Problem to work on: Scan the data below for the string "prior". Show every line where it turns up.

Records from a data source
================================

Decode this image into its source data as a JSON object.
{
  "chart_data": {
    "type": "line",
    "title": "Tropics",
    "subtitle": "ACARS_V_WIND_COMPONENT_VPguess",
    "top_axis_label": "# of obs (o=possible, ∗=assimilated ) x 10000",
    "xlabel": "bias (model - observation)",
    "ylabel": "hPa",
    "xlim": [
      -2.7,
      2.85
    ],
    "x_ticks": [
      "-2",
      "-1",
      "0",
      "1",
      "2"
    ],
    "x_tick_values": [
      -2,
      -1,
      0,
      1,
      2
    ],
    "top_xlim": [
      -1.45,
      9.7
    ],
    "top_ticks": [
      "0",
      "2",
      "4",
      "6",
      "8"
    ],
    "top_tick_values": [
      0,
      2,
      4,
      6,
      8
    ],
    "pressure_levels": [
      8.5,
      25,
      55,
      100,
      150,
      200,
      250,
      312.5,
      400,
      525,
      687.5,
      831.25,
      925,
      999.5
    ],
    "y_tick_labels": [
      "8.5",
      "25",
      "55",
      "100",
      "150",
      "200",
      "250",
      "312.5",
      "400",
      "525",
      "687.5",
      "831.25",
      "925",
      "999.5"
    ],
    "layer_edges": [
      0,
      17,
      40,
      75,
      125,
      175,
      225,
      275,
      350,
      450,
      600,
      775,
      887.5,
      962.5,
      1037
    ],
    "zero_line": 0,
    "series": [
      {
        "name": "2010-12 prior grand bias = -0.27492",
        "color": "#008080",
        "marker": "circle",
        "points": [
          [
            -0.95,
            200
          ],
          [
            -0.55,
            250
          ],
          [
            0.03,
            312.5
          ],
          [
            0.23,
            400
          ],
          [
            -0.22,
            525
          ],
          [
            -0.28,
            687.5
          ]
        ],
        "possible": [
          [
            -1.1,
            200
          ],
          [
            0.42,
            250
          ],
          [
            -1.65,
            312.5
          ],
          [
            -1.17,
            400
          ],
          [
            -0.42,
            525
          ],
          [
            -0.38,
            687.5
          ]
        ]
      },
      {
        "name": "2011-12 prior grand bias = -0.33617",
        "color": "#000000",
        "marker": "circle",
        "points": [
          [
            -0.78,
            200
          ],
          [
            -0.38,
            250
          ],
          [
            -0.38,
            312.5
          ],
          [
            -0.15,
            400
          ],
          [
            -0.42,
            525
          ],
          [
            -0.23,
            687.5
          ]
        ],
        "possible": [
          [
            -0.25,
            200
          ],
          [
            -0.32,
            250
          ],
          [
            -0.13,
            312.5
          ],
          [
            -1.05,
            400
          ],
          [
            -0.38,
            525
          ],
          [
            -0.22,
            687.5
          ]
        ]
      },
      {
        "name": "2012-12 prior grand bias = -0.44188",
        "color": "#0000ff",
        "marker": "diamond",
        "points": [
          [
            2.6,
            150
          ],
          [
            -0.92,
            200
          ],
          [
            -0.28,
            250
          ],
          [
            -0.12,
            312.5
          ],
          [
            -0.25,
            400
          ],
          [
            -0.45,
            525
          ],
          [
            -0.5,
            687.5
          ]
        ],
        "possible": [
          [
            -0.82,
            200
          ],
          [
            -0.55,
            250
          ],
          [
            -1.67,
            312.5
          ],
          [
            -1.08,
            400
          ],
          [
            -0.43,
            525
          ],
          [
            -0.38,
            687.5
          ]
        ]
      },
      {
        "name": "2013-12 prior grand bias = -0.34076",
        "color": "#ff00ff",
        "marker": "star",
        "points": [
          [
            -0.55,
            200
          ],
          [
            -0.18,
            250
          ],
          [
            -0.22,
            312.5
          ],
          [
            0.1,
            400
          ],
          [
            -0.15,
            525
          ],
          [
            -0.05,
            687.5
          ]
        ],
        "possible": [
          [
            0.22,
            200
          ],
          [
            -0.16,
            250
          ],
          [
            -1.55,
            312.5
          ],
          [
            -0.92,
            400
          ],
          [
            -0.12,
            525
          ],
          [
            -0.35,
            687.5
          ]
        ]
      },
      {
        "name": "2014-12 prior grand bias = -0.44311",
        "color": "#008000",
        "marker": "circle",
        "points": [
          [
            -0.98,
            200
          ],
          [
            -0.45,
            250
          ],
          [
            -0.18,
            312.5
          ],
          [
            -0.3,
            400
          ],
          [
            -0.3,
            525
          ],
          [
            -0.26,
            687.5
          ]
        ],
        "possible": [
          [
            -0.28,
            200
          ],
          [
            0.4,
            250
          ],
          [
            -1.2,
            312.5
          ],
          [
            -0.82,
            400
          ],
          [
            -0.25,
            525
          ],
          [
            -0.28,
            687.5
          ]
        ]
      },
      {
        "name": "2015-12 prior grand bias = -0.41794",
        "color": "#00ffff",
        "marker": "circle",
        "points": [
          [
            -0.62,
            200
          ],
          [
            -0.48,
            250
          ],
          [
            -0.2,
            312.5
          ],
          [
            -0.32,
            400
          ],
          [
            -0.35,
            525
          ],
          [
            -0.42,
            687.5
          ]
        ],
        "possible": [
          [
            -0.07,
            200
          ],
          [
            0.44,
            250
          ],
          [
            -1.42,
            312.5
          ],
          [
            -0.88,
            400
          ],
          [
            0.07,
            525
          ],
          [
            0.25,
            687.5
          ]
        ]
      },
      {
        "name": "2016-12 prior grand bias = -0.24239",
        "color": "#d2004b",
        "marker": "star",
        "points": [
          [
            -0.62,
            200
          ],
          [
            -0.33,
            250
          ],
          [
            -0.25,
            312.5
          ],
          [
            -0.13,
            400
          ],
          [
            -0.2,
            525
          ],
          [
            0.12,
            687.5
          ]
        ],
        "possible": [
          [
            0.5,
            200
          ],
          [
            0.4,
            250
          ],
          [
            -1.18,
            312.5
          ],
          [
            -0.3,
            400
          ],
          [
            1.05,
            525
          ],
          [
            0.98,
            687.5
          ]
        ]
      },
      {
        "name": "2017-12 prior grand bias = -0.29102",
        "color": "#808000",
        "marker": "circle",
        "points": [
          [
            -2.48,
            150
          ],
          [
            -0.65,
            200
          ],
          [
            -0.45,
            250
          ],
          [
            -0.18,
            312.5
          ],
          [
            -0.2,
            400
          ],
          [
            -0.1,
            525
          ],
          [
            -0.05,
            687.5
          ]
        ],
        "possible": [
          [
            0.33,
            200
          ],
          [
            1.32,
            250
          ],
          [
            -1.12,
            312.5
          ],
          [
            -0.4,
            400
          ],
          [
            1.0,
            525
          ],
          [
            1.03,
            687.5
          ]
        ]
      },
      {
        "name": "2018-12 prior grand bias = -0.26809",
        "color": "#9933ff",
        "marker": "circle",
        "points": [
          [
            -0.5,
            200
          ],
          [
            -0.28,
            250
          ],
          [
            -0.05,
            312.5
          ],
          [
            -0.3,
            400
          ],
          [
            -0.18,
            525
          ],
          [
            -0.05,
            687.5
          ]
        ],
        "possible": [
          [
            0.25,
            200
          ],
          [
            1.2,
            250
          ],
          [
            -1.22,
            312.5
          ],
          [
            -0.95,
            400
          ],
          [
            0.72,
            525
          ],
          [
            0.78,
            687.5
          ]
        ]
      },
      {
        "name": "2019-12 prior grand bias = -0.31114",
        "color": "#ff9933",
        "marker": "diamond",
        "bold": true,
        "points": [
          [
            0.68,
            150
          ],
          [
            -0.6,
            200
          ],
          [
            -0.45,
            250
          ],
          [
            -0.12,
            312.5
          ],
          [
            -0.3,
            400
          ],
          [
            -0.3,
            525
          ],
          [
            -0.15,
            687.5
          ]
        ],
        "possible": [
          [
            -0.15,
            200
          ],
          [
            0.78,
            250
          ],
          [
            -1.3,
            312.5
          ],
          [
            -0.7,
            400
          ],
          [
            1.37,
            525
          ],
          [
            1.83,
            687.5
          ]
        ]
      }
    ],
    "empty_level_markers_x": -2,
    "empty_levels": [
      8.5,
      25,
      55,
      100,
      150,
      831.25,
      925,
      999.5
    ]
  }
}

================================

Complete response:
        "name": "2010-12 prior grand bias = -0.27492",
        "name": "2011-12 prior grand bias = -0.33617",
        "name": "2012-12 prior grand bias = -0.44188",
        "name": "2013-12 prior grand bias = -0.34076",
        "name": "2014-12 prior grand bias = -0.44311",
        "name": "2015-12 prior grand bias = -0.41794",
        "name": "2016-12 prior grand bias = -0.24239",
        "name": "2017-12 prior grand bias = -0.29102",
        "name": "2018-12 prior grand bias = -0.26809",
        "name": "2019-12 prior grand bias = -0.31114",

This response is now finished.